| Set task |
Repeat all entries exactly.

| Exercise inputs |
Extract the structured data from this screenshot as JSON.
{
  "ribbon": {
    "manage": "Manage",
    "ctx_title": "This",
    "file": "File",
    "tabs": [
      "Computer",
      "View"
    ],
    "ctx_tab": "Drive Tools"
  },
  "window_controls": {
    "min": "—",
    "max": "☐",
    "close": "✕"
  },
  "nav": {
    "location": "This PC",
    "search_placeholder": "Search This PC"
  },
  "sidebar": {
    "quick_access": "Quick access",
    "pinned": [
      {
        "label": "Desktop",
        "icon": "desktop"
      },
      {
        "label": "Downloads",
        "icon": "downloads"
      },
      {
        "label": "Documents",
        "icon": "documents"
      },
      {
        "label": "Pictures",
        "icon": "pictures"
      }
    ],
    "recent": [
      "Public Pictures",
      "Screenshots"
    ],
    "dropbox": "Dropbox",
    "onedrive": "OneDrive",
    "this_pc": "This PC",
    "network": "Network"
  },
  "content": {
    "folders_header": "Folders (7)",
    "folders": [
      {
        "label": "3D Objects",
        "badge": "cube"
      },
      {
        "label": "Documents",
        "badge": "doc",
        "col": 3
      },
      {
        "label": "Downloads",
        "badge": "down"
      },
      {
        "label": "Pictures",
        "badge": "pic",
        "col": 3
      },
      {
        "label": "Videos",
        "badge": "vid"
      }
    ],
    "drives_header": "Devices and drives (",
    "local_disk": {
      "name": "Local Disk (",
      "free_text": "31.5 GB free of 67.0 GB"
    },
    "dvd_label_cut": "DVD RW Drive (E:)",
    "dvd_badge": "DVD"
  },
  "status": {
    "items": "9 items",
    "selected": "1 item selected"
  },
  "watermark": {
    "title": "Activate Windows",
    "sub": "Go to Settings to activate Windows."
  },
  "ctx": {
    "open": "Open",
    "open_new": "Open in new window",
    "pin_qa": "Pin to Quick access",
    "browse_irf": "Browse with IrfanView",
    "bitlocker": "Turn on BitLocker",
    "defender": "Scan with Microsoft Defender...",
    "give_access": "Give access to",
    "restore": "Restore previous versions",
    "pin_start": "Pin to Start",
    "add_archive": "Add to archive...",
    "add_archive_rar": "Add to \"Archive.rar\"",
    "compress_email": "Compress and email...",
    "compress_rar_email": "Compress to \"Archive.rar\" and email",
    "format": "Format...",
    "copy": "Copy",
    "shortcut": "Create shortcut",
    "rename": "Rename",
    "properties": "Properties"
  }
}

| Result of this task |
Extract the structured data from this screenshot as JSON.
{
  "ribbon": {
    "manage": "Manage",
    "ctx_title": "This",
    "file": "File",
    "tabs": [
      "Computer",
      "View"
    ],
    "ctx_tab": "Drive Tools"
  },
  "window_controls": {
    "min": "—",
    "max": "☐",
    "close": "✕"
  },
  "nav": {
    "location": "This PC",
    "search_placeholder": "Search This PC"
  },
  "sidebar": {
    "quick_access": "Quick access",
    "pinned": [
      {
        "label": "Desktop",
        "icon": "desktop"
      },
      {
        "label": "Downloads",
        "icon": "downloads"
      },
      {
        "label": "Documents",
        "icon": "documents"
      },
      {
        "label": "Pictures",
        "icon": "pictures"
      }
    ],
    "recent": [
      "Public Pictures",
      "Screenshots"
    ],
    "dropbox": "Dropbox",
    "onedrive": "OneDrive",
    "this_pc": "This PC",
    "network": "Network"
  },
  "content": {
    "folders_header": "Folders (7)",
    "folders": [
      {
        "label": "3D Objects",
        "badge": "cube"
      },
      {
        "label": "Documents",
        "badge": "doc",
        "col": 3
      },
      {
        "label": "Downloads",
        "badge": "down"
      },
      {
        "label": "Pictures",
        "badge": "pic",
        "col": 3
      },
      {
        "label": "Videos",
        "badge": "vid"
      }
    ],
    "drives_header": "Devices and drives (",
    "local_disk": {
      "name": "Local Disk (",
      "free_text": "31.5 GB free of 67.0 GB"
    },
    "dvd_label_cut": "DVD RW Drive (E:)",
    "dvd_badge": "DVD"
  },
  "status": {
    "items": "9 items",
    "selected": "1 item selected"
  },
  "watermark": {
    "title": "Activate Windows",
    "sub": "Go to Settings to activate Windows."
  },
  "ctx": {
    "open": "Open",
    "open_new": "Open in new window",
    "pin_qa": "Pin to Quick access",
    "browse_irf": "Browse with IrfanView",
    "bitlocker": "Turn on BitLocker",
    "defender": "Scan with Microsoft Defender...",
    "give_access": "Give access to",
    "restore": "Restore previous versions",
    "pin_start": "Pin to Start",
    "add_archive": "Add to archive...",
    "add_archive_rar": "Add to \"Archive.rar\"",
    "compress_email": "Compress and email...",
    "compress_rar_email": "Compress to \"Archive.rar\" and email",
    "format": "Format...",
    "copy": "Copy",
    "shortcut": "Create shortcut",
    "rename": "Rename",
    "properties": "Properties"
  }
}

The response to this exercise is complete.